**WHAT THE TASK ASKS:**
Exactly repeat the full listing that follows.

:: DATA ROWS

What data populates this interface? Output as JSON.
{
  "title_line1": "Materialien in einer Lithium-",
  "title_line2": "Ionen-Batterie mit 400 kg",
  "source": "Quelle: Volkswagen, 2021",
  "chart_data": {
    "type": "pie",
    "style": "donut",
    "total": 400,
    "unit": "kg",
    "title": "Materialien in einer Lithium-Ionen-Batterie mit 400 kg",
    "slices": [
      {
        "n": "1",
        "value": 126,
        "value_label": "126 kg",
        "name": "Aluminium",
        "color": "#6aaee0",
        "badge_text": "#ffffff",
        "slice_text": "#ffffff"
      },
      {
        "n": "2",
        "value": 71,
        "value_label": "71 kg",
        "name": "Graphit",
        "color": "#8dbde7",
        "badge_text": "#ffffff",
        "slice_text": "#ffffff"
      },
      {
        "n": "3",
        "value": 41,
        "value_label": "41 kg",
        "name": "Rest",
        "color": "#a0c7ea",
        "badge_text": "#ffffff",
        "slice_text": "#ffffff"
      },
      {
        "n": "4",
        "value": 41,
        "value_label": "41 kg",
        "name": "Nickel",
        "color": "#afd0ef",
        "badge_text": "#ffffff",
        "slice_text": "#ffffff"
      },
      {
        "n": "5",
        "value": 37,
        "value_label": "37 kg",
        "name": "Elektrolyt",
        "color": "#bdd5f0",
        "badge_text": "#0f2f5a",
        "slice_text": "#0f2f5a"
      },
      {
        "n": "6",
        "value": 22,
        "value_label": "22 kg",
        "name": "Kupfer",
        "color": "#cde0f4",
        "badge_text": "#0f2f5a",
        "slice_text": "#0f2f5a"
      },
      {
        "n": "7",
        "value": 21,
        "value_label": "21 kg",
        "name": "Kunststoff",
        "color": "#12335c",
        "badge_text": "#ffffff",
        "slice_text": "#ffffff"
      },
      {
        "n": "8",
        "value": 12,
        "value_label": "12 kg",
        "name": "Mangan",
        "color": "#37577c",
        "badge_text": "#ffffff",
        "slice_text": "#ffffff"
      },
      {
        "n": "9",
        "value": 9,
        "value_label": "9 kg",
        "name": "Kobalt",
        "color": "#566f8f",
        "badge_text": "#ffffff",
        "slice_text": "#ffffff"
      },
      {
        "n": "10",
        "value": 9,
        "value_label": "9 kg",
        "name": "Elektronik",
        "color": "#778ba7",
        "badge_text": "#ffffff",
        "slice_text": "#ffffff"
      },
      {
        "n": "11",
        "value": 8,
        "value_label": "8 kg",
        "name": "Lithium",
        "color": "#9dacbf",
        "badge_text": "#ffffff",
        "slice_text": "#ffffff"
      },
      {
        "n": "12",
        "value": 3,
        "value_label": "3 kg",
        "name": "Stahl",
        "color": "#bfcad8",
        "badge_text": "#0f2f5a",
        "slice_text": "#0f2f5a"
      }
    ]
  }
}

::::

**FULL OUTPUT:**
What data populates this interface? Output as JSON.
{
  "title_line1": "Materialien in einer Lithium-",
  "title_line2": "Ionen-Batterie mit 400 kg",
  "source": "Quelle: Volkswagen, 2021",
  "chart_data": {
    "type": "pie",
    "style": "donut",
    "total": 400,
    "unit": "kg",
    "title": "Materialien in einer Lithium-Ionen-Batterie mit 400 kg",
    "slices": [
      {
        "n": "1",
        "value": 126,
        "value_label": "126 kg",
        "name": "Aluminium",
        "color": "#6aaee0",
        "badge_text": "#ffffff",
        "slice_text": "#ffffff"
      },
      {
        "n": "2",
        "value": 71,
        "value_label": "71 kg",
        "name": "Graphit",
        "color": "#8dbde7",
        "badge_text": "#ffffff",
        "slice_text": "#ffffff"
      },
      {
        "n": "3",
        "value": 41,
        "value_label": "41 kg",
        "name": "Rest",
        "color": "#a0c7ea",
        "badge_text": "#ffffff",
        "slice_text": "#ffffff"
      },
      {
        "n": "4",
        "value": 41,
        "value_label": "41 kg",
        "name": "Nickel",
        "color": "#afd0ef",
        "badge_text": "#ffffff",
        "slice_text": "#ffffff"
      },
      {
        "n": "5",
        "value": 37,
        "value_label": "37 kg",
        "name": "Elektrolyt",
        "color": "#bdd5f0",
        "badge_text": "#0f2f5a",
        "slice_text": "#0f2f5a"
      },
      {
        "n": "6",
        "value": 22,
        "value_label": "22 kg",
        "name": "Kupfer",
        "color": "#cde0f4",
        "badge_text": "#0f2f5a",
        "slice_text": "#0f2f5a"
      },
      {
        "n": "7",
        "value": 21,
        "value_label": "21 kg",
        "name": "Kunststoff",
        "color": "#12335c",
        "badge_text": "#ffffff",
        "slice_text": "#ffffff"
      },
      {
        "n": "8",
        "value": 12,
        "value_label": "12 kg",
        "name": "Mangan",
        "color": "#37577c",
        "badge_text": "#ffffff",
        "slice_text": "#ffffff"
      },
      {
        "n": "9",
        "value": 9,
        "value_label": "9 kg",
        "name": "Kobalt",
        "color": "#566f8f",
        "badge_text": "#ffffff",
        "slice_text": "#ffffff"
      },
      {
        "n": "10",
        "value": 9,
        "value_label": "9 kg",
        "name": "Elektronik",
        "color": "#778ba7",
        "badge_text": "#ffffff",
        "slice_text": "#ffffff"
      },
      {
        "n": "11",
        "value": 8,
        "value_label": "8 kg",
        "name": "Lithium",
        "color": "#9dacbf",
        "badge_text": "#ffffff",
        "slice_text": "#ffffff"
      },
      {
        "n": "12",
        "value": 3,
        "value_label": "3 kg",
        "name": "Stahl",
        "color": "#bfcad8",
        "badge_text": "#0f2f5a",
        "slice_text": "#0f2f5a"
      }
    ]
  }
}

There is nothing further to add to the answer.